- PROBLEM STATEMENT
Could you give these rows again with every "方格纸" swapped for "坐标纸" and everything else unchanged? Leave the pictures out of your answer.

- EXERCISE INPUT
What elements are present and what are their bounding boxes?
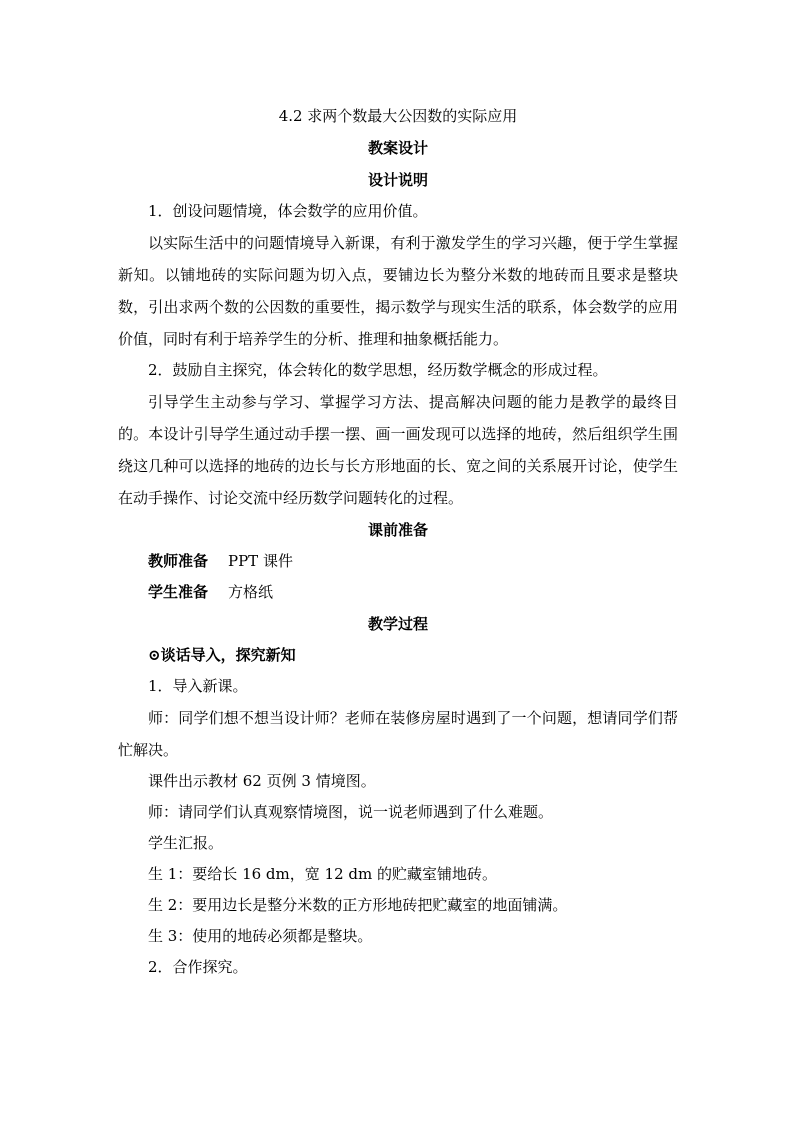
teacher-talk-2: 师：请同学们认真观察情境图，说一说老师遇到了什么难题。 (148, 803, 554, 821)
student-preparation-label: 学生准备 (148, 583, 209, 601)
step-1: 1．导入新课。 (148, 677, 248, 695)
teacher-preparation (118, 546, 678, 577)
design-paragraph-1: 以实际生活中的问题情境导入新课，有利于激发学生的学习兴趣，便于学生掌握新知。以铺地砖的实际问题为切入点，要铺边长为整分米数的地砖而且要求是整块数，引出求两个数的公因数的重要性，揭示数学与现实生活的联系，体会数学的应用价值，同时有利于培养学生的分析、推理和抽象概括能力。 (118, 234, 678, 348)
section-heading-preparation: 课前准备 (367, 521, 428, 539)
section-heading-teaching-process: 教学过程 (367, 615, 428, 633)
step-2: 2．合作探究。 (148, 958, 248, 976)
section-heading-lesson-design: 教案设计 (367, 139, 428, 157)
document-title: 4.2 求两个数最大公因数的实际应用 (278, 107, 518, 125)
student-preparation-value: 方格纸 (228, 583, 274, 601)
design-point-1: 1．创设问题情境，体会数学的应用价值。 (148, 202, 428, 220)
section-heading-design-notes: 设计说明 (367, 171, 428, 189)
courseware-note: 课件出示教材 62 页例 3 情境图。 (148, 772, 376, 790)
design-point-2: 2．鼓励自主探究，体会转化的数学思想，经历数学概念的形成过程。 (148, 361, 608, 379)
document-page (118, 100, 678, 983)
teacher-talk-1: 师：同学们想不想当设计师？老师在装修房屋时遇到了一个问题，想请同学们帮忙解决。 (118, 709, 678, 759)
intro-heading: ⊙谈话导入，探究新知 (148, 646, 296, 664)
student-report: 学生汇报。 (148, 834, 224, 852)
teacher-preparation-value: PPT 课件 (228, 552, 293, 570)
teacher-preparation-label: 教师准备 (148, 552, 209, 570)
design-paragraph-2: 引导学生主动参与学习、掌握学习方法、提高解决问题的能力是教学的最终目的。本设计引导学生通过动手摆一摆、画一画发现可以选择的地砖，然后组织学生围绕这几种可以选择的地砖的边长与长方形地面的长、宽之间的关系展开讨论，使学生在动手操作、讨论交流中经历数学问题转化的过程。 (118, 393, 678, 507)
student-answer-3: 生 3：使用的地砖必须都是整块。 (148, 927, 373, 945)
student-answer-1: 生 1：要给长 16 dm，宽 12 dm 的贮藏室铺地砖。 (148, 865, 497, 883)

- RESPONSE TO THIS EXERCISE
What elements are present and what are their bounding boxes?
teacher-talk-2: 师：请同学们认真观察情境图，说一说老师遇到了什么难题。 (148, 803, 554, 821)
student-preparation-label: 学生准备 (148, 583, 209, 601)
step-1: 1．导入新课。 (148, 677, 248, 695)
teacher-preparation (118, 546, 678, 577)
design-paragraph-1: 以实际生活中的问题情境导入新课，有利于激发学生的学习兴趣，便于学生掌握新知。以铺地砖的实际问题为切入点，要铺边长为整分米数的地砖而且要求是整块数，引出求两个数的公因数的重要性，揭示数学与现实生活的联系，体会数学的应用价值，同时有利于培养学生的分析、推理和抽象概括能力。 (118, 234, 678, 348)
section-heading-preparation: 课前准备 (367, 521, 428, 539)
section-heading-teaching-process: 教学过程 (367, 615, 428, 633)
step-2: 2．合作探究。 (148, 958, 248, 976)
section-heading-lesson-design: 教案设计 (367, 139, 428, 157)
document-title: 4.2 求两个数最大公因数的实际应用 (278, 107, 518, 125)
student-preparation-value: 坐标纸 (228, 583, 274, 601)
design-point-1: 1．创设问题情境，体会数学的应用价值。 (148, 202, 428, 220)
section-heading-design-notes: 设计说明 (367, 171, 428, 189)
courseware-note: 课件出示教材 62 页例 3 情境图。 (148, 772, 376, 790)
design-point-2: 2．鼓励自主探究，体会转化的数学思想，经历数学概念的形成过程。 (148, 361, 608, 379)
document-page (118, 100, 678, 983)
teacher-talk-1: 师：同学们想不想当设计师？老师在装修房屋时遇到了一个问题，想请同学们帮忙解决。 (118, 709, 678, 759)
intro-heading: ⊙谈话导入，探究新知 (148, 646, 296, 664)
student-report: 学生汇报。 (148, 834, 224, 852)
teacher-preparation-value: PPT 课件 (228, 552, 293, 570)
teacher-preparation-label: 教师准备 (148, 552, 209, 570)
design-paragraph-2: 引导学生主动参与学习、掌握学习方法、提高解决问题的能力是教学的最终目的。本设计引导学生通过动手摆一摆、画一画发现可以选择的地砖，然后组织学生围绕这几种可以选择的地砖的边长与长方形地面的长、宽之间的关系展开讨论，使学生在动手操作、讨论交流中经历数学问题转化的过程。 (118, 393, 678, 507)
student-answer-3: 生 3：使用的地砖必须都是整块。 (148, 927, 373, 945)
student-answer-1: 生 1：要给长 16 dm，宽 12 dm 的贮藏室铺地砖。 (148, 865, 497, 883)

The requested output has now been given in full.